(Dataset entries on figures)
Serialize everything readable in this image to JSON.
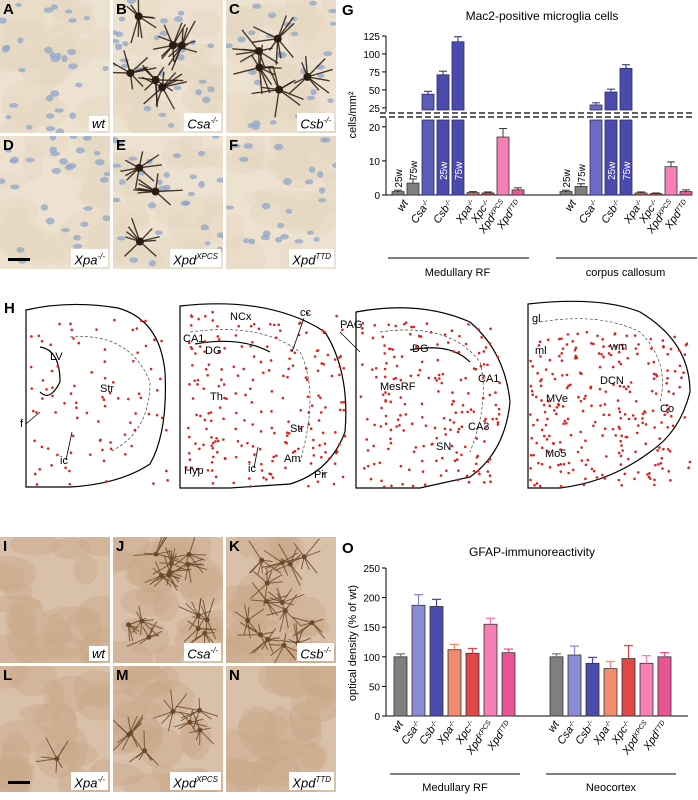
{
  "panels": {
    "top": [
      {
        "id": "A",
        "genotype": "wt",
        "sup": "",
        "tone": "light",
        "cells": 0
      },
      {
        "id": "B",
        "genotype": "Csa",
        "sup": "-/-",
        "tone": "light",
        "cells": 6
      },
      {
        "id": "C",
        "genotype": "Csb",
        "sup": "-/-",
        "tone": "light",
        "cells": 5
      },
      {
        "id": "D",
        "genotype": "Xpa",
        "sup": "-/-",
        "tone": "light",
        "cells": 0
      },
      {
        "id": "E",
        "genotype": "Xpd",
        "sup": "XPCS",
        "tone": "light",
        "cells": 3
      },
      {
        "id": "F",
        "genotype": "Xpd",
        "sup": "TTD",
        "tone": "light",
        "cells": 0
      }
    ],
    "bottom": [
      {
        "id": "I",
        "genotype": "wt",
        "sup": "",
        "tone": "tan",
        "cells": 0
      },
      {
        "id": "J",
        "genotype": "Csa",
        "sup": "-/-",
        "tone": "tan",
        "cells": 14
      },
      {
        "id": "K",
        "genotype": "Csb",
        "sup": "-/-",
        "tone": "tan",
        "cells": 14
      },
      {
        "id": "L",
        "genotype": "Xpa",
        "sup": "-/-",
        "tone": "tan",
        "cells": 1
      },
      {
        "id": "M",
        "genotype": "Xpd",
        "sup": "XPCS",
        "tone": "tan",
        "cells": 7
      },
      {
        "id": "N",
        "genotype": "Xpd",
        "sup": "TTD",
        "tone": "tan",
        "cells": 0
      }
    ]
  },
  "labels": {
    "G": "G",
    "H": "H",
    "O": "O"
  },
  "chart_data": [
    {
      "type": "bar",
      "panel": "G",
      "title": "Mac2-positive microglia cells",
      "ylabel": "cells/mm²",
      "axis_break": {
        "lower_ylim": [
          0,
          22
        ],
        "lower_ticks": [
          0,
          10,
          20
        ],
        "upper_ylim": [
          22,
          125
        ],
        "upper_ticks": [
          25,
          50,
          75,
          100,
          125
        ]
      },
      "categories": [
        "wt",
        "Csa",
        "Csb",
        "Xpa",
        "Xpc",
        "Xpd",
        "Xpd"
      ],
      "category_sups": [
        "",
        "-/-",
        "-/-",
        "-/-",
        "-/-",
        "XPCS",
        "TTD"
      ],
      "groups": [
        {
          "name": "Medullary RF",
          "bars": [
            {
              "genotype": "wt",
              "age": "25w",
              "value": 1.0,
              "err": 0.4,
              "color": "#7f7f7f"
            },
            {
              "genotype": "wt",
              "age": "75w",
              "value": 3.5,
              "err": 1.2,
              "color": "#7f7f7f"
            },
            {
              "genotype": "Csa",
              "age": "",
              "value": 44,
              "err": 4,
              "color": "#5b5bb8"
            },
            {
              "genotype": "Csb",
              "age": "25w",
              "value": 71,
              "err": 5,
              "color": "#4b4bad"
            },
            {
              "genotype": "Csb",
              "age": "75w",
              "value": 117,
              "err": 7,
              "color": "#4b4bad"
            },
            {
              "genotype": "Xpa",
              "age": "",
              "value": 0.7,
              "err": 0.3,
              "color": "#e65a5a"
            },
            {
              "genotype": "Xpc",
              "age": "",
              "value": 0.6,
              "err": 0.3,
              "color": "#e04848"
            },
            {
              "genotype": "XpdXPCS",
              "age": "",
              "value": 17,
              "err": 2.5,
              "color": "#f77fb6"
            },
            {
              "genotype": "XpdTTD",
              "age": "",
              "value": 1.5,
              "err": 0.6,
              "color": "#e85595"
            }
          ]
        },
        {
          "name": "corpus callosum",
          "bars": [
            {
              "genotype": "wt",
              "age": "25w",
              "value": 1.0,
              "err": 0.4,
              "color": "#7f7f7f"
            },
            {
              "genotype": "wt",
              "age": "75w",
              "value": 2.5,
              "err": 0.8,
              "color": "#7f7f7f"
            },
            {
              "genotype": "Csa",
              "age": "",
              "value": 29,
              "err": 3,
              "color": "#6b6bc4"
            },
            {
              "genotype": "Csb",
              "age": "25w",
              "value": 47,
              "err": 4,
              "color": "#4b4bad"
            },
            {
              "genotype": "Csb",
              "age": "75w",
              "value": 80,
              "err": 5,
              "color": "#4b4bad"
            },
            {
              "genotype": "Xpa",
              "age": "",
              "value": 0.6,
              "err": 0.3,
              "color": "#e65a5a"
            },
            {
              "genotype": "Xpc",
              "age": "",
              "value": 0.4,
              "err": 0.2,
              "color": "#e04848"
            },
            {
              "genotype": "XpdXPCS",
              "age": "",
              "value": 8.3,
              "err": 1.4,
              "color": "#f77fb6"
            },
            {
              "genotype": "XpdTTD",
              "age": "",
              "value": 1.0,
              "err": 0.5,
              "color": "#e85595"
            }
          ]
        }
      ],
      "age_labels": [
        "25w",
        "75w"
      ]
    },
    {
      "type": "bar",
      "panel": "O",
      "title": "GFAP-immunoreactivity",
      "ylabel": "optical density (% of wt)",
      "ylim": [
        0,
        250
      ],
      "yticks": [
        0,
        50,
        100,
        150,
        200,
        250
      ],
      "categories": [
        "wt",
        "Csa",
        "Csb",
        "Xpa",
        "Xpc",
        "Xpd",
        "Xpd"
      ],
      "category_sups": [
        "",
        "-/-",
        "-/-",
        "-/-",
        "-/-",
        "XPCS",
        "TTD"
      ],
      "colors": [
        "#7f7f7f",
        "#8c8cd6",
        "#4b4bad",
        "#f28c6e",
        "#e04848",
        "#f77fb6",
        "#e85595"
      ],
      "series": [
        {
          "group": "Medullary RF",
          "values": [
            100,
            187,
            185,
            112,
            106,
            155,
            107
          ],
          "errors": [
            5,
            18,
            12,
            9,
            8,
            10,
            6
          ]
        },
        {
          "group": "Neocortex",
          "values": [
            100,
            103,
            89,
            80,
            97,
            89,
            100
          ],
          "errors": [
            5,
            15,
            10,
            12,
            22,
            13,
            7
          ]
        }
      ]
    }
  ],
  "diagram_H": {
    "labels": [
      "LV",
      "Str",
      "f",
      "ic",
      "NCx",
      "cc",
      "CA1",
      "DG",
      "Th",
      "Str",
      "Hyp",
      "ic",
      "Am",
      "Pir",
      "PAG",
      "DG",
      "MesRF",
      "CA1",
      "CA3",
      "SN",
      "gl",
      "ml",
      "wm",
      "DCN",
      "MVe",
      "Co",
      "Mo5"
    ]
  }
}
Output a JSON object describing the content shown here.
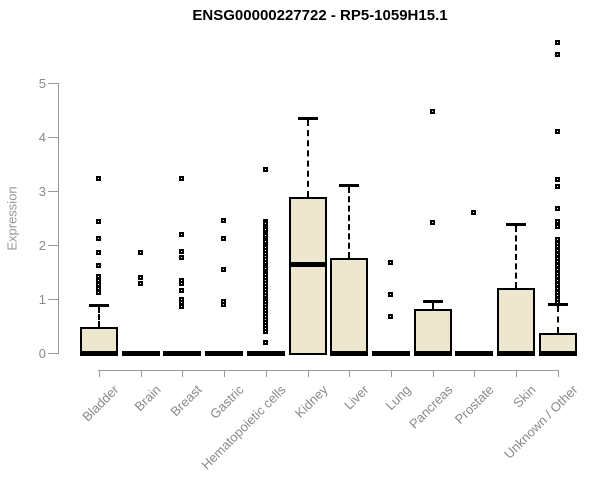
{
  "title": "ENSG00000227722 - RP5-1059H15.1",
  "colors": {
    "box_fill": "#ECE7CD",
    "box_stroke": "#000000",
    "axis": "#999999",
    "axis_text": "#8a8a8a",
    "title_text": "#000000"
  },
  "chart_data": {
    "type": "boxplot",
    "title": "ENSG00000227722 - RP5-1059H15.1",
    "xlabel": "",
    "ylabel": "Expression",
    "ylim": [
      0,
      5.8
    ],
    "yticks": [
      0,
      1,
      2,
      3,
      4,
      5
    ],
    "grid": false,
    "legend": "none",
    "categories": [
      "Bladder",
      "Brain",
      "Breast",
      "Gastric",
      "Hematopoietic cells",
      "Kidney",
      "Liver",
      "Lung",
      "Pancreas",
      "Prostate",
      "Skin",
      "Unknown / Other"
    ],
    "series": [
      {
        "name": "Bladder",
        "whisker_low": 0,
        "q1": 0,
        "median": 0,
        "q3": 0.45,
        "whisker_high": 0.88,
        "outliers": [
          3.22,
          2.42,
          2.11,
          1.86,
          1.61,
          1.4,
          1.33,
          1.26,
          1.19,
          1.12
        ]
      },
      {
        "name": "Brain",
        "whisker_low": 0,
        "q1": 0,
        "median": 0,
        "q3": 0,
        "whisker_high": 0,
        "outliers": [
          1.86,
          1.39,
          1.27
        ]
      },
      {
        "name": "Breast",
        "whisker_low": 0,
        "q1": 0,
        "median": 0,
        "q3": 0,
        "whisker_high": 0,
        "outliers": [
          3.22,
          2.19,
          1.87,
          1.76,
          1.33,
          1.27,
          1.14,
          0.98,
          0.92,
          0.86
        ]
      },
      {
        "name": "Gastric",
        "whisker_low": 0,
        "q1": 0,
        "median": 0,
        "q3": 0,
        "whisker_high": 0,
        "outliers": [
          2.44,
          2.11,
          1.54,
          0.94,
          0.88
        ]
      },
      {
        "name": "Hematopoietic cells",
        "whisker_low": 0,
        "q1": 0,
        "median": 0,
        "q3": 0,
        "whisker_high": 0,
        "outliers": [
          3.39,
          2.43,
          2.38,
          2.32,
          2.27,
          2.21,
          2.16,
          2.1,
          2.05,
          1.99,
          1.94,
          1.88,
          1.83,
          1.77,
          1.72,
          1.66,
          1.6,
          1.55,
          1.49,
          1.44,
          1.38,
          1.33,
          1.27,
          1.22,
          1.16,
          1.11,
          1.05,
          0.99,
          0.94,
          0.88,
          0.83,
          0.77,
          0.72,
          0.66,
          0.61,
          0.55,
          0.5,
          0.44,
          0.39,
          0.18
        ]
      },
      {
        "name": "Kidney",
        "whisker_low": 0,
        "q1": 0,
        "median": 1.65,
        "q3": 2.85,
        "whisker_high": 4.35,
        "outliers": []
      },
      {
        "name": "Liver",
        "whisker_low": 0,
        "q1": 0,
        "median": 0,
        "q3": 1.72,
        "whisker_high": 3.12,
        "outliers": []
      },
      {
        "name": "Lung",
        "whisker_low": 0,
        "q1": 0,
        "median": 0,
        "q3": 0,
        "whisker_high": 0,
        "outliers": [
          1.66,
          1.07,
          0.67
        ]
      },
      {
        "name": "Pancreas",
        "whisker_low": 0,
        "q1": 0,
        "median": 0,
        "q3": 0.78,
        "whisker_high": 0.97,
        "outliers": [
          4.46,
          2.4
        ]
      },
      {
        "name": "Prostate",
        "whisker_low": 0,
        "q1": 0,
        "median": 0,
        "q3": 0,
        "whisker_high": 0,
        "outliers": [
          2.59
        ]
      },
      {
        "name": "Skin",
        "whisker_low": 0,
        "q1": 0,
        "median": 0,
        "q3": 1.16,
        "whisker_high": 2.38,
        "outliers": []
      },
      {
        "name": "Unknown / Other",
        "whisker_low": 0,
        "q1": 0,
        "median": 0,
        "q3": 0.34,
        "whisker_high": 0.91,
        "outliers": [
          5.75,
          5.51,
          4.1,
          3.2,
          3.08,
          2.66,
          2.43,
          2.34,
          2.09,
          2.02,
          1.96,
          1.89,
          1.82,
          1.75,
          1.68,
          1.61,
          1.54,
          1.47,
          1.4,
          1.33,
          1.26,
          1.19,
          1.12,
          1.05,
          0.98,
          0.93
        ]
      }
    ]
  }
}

## Problem details
Once you have counted the lines of the records holding the string "JSON", state that number with no other words.

## Expected answer
2